• [REQUIREMENTS] Find the word "name" in the records below. List each line containing it.

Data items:
--- BEGIN ---

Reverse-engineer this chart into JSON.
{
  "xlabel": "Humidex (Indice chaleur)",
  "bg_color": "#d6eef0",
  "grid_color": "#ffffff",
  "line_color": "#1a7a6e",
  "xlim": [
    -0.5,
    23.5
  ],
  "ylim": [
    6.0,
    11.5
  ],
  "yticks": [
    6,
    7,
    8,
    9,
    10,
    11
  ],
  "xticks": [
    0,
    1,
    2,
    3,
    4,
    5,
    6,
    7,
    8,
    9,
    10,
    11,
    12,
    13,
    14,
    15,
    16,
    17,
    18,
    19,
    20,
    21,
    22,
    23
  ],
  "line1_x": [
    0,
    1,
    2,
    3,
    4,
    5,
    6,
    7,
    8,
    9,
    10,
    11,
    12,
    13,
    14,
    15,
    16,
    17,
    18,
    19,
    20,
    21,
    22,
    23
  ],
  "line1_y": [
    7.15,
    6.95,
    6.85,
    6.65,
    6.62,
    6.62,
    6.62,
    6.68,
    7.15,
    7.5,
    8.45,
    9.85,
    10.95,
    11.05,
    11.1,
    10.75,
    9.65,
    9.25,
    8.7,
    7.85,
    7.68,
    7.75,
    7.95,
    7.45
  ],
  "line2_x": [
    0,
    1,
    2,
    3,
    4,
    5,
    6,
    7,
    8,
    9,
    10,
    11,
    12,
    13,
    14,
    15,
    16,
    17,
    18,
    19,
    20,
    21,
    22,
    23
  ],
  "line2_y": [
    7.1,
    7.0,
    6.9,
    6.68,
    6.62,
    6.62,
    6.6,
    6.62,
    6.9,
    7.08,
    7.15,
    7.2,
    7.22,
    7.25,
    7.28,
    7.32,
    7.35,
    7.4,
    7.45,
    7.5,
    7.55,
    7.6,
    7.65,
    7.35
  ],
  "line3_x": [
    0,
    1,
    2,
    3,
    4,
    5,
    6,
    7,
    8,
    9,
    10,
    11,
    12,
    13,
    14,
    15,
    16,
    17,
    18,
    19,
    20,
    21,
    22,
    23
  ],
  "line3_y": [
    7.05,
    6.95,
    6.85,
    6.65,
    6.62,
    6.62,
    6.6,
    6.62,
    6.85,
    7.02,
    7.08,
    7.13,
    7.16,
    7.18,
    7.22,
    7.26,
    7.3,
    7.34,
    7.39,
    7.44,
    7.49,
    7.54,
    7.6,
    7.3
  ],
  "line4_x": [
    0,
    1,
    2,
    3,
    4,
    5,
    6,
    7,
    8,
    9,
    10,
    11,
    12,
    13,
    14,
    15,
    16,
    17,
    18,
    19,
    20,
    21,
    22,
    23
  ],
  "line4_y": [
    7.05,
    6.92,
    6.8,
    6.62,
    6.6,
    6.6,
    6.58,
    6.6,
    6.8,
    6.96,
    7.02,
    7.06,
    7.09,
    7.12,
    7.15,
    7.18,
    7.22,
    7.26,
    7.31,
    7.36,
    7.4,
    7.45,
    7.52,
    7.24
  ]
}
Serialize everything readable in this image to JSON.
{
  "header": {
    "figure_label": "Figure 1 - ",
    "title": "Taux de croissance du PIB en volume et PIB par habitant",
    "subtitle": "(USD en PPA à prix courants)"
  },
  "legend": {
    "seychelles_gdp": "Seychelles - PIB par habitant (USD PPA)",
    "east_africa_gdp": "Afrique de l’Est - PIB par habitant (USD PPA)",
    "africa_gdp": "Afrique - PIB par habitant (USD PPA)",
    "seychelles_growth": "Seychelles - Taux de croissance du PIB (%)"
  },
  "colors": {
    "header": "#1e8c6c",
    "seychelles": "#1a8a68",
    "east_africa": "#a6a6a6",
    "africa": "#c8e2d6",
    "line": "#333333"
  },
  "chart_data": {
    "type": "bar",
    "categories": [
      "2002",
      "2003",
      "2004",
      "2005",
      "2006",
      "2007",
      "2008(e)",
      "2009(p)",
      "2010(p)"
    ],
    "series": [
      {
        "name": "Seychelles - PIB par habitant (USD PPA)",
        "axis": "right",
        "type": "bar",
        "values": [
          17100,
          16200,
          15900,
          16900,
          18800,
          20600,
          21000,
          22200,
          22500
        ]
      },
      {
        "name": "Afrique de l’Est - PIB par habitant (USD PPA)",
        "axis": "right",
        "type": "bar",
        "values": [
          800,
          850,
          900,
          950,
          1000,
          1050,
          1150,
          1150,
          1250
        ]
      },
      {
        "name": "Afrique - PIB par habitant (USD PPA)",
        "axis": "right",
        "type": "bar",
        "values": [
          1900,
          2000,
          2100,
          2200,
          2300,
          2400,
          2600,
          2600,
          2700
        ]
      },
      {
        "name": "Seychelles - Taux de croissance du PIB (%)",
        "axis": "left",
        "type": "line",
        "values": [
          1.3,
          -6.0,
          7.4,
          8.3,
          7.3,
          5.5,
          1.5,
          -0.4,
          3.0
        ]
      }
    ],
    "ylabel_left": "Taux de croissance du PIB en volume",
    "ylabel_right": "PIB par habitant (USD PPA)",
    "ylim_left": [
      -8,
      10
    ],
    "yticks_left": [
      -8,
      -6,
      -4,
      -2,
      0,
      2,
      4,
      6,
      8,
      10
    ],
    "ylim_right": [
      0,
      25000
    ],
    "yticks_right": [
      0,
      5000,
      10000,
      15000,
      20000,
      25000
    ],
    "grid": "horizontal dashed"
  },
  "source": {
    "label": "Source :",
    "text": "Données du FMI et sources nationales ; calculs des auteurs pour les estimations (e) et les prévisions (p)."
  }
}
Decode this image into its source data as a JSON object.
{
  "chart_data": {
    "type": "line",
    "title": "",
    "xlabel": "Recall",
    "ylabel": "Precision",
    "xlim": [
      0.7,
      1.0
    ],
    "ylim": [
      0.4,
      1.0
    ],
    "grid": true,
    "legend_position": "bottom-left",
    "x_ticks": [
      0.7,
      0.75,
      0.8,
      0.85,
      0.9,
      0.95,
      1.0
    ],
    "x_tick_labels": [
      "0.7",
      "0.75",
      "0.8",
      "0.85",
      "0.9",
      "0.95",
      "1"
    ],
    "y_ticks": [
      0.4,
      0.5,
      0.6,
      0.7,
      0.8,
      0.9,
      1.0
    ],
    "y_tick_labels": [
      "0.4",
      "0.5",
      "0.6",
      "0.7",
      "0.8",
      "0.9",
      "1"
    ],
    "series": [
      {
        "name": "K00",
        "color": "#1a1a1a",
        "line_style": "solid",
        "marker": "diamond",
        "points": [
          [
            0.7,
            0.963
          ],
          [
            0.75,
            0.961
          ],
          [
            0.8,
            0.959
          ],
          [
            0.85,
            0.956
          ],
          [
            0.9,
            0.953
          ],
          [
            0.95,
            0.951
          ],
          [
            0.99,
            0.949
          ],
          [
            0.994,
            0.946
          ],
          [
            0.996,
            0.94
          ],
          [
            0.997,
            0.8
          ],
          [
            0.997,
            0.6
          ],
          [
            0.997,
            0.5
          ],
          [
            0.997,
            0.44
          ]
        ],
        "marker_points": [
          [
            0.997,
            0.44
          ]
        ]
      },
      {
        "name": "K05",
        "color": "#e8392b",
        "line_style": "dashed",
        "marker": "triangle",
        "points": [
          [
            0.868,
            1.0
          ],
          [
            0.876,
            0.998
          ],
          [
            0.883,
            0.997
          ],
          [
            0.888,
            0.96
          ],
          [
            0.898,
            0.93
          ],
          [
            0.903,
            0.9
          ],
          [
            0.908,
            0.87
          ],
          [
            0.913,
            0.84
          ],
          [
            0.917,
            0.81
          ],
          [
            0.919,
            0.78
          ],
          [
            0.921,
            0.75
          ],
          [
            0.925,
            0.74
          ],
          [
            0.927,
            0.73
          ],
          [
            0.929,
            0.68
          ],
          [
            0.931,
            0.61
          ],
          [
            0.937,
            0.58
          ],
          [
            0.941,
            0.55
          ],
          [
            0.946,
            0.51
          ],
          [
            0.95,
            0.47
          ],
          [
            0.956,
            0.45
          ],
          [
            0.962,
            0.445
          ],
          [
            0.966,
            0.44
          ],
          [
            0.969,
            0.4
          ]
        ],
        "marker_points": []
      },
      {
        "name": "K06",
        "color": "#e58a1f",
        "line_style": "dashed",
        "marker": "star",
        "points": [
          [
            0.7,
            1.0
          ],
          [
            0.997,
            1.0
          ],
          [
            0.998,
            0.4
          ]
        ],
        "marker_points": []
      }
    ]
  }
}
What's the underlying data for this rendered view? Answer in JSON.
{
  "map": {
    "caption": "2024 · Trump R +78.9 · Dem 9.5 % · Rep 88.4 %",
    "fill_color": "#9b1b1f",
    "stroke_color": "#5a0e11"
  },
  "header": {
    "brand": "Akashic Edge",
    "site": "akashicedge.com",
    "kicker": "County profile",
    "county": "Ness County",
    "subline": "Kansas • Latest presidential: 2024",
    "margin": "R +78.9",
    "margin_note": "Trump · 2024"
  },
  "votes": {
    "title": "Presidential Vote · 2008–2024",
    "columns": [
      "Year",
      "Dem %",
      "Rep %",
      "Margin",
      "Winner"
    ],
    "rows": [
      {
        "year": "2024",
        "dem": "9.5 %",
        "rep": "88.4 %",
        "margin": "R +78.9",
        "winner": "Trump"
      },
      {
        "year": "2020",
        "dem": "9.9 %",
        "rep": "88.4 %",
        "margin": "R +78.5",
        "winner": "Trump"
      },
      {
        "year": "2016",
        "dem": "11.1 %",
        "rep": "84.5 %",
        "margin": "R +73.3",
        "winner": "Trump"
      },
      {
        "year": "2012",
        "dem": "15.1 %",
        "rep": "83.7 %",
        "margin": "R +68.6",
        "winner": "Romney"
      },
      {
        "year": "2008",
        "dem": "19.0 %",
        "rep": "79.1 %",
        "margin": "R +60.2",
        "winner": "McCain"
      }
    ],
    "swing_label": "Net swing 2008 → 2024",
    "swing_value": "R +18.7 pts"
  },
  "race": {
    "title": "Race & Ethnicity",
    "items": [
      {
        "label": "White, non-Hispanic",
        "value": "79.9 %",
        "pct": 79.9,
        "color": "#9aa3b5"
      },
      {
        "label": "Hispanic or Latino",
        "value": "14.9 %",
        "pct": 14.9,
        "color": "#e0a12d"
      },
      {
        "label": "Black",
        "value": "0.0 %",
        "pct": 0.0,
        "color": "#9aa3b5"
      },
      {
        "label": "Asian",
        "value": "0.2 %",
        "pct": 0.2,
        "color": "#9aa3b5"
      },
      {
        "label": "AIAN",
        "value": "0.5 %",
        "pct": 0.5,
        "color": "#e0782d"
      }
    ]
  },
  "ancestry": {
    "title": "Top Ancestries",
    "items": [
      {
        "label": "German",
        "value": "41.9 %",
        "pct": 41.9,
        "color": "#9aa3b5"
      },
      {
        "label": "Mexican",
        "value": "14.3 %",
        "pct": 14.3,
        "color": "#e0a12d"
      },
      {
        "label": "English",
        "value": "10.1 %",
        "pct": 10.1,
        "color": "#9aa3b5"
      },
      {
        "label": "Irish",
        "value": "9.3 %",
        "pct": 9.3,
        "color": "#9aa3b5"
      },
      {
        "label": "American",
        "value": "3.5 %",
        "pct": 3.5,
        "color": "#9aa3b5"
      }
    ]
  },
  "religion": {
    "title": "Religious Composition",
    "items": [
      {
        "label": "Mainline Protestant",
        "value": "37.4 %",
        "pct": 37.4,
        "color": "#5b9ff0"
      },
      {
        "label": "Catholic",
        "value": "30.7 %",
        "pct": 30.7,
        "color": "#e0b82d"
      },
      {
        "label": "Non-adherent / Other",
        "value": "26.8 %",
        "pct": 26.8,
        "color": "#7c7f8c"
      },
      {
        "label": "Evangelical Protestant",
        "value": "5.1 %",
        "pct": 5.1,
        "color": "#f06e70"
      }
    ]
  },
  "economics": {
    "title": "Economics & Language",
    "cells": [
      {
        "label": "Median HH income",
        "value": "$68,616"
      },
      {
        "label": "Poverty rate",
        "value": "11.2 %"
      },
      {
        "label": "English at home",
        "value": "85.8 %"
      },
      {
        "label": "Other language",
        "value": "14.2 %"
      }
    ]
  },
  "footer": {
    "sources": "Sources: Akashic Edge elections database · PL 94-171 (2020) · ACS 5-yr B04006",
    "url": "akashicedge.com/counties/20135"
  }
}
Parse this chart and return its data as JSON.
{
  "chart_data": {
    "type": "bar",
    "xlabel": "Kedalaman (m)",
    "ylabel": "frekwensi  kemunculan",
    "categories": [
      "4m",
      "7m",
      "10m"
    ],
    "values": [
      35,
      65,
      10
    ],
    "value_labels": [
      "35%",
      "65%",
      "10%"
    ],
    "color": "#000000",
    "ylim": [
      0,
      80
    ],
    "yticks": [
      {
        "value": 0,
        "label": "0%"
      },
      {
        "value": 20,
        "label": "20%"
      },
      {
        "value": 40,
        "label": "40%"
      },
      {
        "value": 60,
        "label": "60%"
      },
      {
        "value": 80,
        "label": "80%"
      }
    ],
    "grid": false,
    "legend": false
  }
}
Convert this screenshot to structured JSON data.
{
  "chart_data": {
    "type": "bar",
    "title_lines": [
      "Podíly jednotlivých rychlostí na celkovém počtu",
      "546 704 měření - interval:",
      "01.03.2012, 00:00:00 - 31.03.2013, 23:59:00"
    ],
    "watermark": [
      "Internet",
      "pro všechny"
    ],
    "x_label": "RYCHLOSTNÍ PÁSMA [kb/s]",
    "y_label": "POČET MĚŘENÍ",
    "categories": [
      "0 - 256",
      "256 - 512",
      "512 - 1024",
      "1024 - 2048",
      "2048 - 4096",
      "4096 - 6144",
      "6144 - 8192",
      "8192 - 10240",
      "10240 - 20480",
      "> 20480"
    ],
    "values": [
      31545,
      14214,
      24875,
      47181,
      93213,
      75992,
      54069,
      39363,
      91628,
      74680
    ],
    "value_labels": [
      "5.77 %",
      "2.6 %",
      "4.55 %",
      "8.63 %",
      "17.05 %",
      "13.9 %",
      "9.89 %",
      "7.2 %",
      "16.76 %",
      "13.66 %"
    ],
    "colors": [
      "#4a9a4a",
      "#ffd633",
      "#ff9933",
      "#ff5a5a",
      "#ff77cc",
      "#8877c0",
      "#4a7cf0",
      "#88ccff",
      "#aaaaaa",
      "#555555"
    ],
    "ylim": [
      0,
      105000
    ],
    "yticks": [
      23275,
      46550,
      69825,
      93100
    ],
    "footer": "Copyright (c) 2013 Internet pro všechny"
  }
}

--- END ---

• [SOLUTION FOR THIS TASK]
        "name": "Seychelles - PIB par habitant (USD PPA)",
        "name": "Afrique de l’Est - PIB par habitant (USD PPA)",
        "name": "Afrique - PIB par habitant (USD PPA)",
        "name": "Seychelles - Taux de croissance du PIB (%)",
        "name": "K00",
        "name": "K05",
        "name": "K06",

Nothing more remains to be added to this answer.